Abstract:
Safety valve for a hydraulic circuit supplying a hydraulic receiver having an inlet and an outlet connected to the receiver which includes between the inlet and the outlet a non-return module which has a non-return valve and a selectively operable valve having an unoperated position in which the non-return valve prevents any reverse flow of fluid from the outlet to the inlet and an operated position in which such reverse flow is made possible. A control inlet is provided for applying control pressure to the selectively operable valve. A pressure relief valve is provided between the outlet and the control inlet which is adapted to enable flow from the outlet to the control inlet from a predetermined pressure threshold.

Description:
BACKGROUND OF THE INVENTION 
     The present invention relates to a safety valve designed to be fitted to a hydraulic circuit of the kind used to control machines, machine tools and construction plants, in aircraft and on various kinds of vehicles. A circuit of this kind is generally controlled by at least one hydraulic distributor. 
     As is well known, a hydraulic circuit of the aforementioned type usually includes flexible hoses controlling the rams or the like, for example, in order to manipulate a load. A safety problem arises should a hose supplying a ram rupture. 
     The invention is directed to overcoming this problem and ensuring the safety of users even in the event of rupture of a hose in a circuit controlling the manipulation of a load. In the case of manipulating loads it is particularly directed to enabling immobilization of the load during lifting and, during lowering, normal continuance of this movement and/or halting thereof on command. 
     To this end the invention proposes a safety valve on permanent standby normally authorizing flow of fluid in only one direction between its inlet and outlet, flow of fluid in the opposite direction requiring the application of a control pressure which is normally applied by the controller but which, in the event of rupture of a hose, can result from a pressure threshold being exceeded at the outlet. 
     To this end the invention further proposes a safety valve for a hydraulic circuit supplying a hydraulic receiver having an inlet and an outlet connected to the receiver and characterized in that it includes, between the inlet and outlet, a non-return module having a non-return valve and a selectively operable valve having an unoperated position in which the non-return valve prevents any reverse flow of fluid from the outlet to the inlet and an operated position in which such reverse flow is made possible. A control inlet is provided for applying control pressure to the selectively operable valve and a pressure relief valve is provided between the outlet and the control inlet from a predetermined pressure threshold.
━━━━━━━━━━
→ **Your objective**: Revise the safety valve text between "To this end the invention proposes" and "at the outlet.", inclusive, and write it out with "permanent standby" replaced by "continuous standby". The records are separate material and are unrelated to the safety valve text.

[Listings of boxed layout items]
━━━━━━━━━━
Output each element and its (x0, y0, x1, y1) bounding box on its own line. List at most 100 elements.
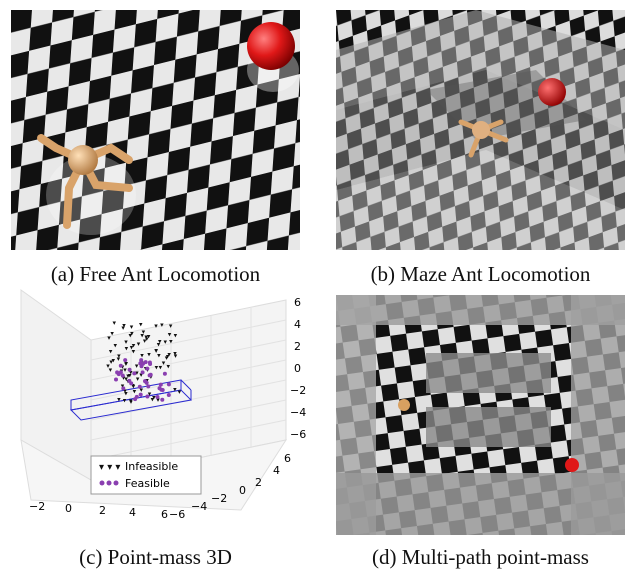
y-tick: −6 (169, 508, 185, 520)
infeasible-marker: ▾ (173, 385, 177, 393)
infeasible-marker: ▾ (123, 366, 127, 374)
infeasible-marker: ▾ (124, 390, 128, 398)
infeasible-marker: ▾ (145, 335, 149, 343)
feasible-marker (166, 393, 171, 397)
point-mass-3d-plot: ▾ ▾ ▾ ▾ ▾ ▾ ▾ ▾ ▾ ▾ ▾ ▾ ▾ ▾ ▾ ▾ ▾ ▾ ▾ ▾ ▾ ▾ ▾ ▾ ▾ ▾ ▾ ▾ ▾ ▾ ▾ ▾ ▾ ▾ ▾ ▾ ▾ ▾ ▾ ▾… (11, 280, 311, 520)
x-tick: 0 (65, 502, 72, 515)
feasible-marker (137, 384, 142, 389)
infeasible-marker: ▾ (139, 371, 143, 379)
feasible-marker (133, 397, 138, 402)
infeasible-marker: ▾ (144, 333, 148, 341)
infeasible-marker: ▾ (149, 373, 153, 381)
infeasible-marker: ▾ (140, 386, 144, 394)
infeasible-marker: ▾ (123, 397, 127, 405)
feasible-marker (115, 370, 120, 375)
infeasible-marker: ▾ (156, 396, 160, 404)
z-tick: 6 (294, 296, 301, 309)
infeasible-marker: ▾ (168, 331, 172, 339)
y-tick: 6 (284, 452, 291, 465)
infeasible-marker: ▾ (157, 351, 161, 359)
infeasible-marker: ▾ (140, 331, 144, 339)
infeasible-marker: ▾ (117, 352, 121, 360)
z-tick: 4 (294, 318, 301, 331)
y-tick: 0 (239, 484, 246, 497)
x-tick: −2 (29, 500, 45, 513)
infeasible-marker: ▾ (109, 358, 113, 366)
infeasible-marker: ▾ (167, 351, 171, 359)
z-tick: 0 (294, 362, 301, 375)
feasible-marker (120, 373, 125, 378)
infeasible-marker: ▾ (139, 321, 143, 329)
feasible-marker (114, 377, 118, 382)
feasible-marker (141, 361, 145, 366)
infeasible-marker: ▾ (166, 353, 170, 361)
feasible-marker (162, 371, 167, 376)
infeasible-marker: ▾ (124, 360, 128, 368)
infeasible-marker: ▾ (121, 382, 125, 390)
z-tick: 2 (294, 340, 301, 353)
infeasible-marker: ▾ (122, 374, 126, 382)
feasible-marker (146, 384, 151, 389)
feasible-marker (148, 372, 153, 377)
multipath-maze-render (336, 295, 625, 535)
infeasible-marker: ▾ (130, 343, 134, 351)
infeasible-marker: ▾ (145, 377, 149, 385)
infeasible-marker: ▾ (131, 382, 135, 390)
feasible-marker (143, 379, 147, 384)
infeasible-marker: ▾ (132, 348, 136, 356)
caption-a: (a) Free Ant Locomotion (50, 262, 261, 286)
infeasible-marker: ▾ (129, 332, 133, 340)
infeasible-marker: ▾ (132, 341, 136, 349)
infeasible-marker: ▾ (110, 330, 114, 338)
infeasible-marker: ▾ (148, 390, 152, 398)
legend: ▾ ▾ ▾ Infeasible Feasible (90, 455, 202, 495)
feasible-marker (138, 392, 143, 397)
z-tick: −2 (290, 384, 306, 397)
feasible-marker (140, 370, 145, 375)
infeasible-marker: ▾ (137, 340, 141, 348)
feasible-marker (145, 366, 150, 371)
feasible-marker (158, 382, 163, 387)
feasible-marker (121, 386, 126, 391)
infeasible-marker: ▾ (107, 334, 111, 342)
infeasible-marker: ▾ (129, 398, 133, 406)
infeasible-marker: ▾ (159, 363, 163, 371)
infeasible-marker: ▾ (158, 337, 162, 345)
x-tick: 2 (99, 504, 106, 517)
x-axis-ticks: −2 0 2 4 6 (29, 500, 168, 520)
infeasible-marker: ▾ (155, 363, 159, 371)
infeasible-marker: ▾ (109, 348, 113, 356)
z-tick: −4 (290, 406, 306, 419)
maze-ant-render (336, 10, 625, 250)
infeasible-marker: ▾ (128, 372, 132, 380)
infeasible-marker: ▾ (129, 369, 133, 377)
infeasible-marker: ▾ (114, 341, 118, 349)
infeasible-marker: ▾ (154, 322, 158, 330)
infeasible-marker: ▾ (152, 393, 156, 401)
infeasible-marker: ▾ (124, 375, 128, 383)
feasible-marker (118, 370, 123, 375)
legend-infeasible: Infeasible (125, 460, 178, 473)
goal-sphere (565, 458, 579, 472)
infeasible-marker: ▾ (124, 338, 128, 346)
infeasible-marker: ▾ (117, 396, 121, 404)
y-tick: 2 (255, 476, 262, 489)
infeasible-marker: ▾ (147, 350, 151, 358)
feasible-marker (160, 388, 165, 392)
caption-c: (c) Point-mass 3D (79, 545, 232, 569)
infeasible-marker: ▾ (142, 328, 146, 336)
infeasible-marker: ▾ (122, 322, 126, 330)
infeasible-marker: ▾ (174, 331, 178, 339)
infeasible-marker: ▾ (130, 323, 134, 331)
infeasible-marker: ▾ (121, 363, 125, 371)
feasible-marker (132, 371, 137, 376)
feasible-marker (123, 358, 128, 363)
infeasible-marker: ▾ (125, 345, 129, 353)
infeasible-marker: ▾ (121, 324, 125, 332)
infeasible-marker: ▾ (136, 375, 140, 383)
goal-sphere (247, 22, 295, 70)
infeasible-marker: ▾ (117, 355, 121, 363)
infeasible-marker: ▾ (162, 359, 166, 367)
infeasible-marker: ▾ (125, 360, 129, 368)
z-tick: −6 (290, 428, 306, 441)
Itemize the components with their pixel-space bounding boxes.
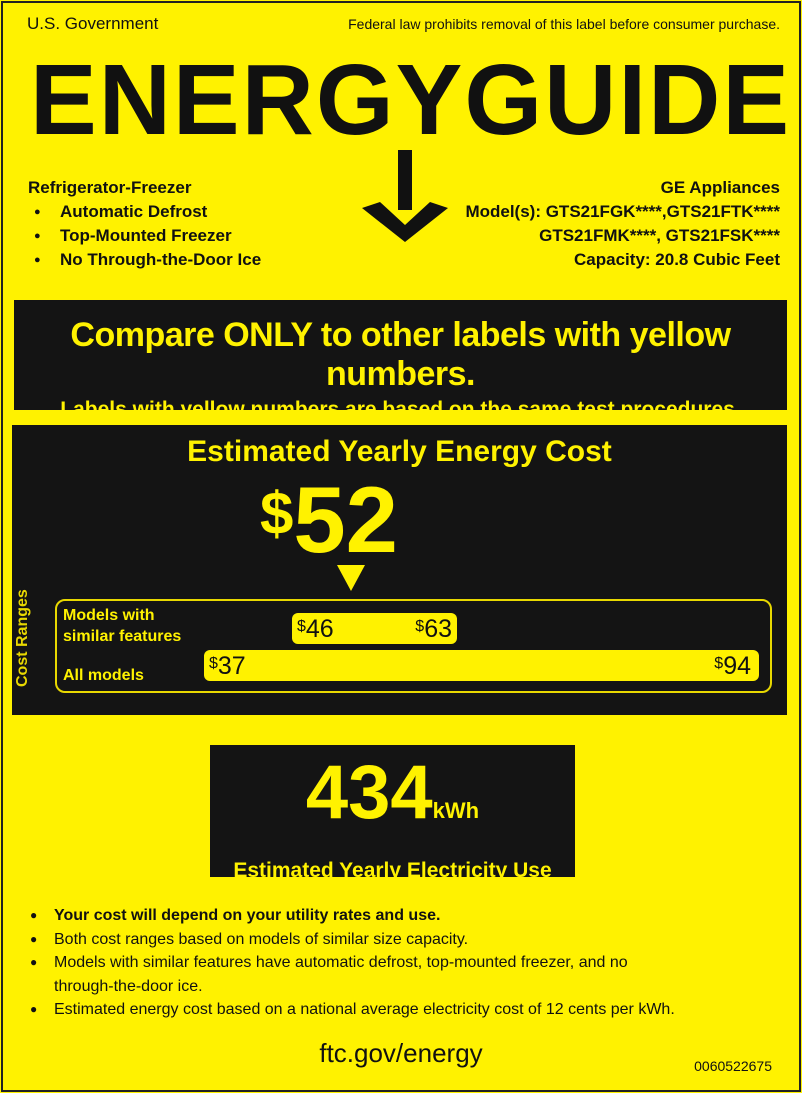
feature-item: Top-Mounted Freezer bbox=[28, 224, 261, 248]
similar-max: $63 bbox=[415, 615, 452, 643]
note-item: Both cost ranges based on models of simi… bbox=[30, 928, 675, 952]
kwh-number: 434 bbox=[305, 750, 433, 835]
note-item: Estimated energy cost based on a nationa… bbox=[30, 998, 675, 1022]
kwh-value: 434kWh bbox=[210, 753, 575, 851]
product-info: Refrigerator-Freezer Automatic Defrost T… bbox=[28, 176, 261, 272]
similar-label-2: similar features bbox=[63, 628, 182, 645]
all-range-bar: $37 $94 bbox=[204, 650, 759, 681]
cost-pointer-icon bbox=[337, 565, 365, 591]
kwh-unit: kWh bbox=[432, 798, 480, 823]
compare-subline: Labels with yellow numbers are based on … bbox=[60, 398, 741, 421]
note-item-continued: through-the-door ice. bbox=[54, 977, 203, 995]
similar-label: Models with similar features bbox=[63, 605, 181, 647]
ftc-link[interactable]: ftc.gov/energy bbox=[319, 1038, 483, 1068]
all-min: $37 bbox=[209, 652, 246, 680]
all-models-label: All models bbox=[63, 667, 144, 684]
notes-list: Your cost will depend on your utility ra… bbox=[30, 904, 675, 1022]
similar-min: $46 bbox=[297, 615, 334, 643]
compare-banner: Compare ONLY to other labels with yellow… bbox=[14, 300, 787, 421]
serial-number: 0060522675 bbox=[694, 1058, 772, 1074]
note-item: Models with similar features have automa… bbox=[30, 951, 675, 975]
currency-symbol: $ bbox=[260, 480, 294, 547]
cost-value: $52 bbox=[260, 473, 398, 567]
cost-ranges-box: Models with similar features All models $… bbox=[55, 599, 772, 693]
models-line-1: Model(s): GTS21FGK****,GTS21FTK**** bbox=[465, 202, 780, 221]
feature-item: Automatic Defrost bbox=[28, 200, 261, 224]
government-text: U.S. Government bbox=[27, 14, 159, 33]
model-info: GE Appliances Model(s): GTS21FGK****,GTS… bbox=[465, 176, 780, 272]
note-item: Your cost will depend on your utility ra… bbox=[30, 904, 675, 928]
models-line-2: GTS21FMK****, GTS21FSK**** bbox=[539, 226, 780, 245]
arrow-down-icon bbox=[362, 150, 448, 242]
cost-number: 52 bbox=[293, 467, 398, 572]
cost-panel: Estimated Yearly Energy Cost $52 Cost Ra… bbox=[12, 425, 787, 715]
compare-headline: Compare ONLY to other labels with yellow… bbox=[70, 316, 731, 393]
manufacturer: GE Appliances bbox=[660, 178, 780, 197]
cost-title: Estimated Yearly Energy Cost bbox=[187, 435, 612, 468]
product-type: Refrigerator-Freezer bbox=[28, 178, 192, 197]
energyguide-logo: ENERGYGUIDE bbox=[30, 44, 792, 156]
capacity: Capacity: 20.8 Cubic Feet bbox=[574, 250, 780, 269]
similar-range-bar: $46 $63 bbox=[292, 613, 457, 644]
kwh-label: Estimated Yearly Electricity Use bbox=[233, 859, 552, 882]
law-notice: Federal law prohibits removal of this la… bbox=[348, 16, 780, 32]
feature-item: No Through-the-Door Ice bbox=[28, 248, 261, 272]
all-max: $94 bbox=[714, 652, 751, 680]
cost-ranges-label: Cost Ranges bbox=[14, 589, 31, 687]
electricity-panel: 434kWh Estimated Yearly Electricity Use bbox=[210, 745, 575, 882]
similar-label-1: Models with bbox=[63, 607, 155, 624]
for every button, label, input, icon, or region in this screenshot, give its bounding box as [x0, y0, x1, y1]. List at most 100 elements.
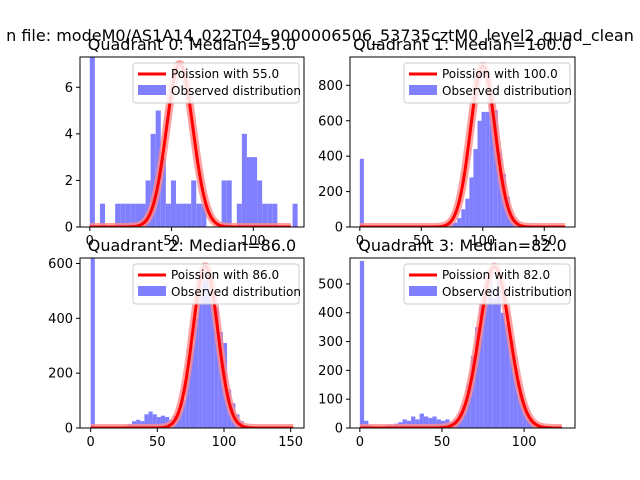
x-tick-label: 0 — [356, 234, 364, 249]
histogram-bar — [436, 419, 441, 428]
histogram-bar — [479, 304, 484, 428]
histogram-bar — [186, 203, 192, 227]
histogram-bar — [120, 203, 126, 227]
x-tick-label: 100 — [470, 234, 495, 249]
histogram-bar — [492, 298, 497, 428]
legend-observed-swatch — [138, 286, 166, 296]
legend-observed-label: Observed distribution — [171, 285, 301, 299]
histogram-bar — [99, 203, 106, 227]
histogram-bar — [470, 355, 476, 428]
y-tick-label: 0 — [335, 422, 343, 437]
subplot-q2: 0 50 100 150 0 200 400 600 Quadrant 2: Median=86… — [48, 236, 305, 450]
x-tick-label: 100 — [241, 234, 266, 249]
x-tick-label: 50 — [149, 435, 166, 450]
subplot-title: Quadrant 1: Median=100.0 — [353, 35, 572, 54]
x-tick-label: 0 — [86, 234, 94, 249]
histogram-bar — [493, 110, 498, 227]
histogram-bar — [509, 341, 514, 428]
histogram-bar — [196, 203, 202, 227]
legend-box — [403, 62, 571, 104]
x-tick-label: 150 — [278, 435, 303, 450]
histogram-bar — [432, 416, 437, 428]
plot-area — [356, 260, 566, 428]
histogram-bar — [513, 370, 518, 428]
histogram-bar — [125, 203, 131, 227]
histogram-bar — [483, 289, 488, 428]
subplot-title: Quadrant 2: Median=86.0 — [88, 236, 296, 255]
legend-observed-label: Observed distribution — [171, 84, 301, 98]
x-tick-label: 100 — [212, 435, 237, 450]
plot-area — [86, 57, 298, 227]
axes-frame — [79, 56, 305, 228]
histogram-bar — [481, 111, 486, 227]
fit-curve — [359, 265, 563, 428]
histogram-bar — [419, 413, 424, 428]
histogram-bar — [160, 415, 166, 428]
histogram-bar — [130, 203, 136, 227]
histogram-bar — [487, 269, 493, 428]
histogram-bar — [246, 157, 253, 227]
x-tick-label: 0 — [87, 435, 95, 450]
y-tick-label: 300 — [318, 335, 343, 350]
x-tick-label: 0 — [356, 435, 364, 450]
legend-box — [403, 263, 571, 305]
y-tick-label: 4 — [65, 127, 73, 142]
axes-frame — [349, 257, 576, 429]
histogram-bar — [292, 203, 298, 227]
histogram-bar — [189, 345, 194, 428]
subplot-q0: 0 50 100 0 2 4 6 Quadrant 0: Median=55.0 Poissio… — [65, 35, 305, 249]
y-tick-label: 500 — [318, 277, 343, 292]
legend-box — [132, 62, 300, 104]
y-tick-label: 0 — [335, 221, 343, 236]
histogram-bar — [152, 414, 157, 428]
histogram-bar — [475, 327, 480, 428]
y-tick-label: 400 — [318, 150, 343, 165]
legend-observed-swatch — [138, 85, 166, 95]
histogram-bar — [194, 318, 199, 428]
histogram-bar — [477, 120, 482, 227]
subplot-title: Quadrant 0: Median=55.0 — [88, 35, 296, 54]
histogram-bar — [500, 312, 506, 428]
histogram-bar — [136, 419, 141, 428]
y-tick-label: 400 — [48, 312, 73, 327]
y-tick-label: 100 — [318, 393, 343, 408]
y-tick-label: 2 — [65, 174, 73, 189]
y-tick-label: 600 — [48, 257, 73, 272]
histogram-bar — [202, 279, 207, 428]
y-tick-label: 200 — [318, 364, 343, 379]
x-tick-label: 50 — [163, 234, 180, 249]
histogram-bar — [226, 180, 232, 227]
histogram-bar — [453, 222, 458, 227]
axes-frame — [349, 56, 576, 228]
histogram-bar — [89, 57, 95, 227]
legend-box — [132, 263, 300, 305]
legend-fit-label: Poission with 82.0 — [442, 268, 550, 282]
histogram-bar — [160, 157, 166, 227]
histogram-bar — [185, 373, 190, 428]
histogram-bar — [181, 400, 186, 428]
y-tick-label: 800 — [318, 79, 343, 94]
━━━━━━━━━━
→ **Response to this task**:
To this end the invention proposes a safety valve on continuous standby normally authorizing flow of fluid in only one direction between its inlet and outlet, flow of fluid in the opposite direction requiring the application of a control pressure which is normally applied by the controller but which, in the event of rupture of a hose, can result from a pressure threshold being exceeded at the outlet.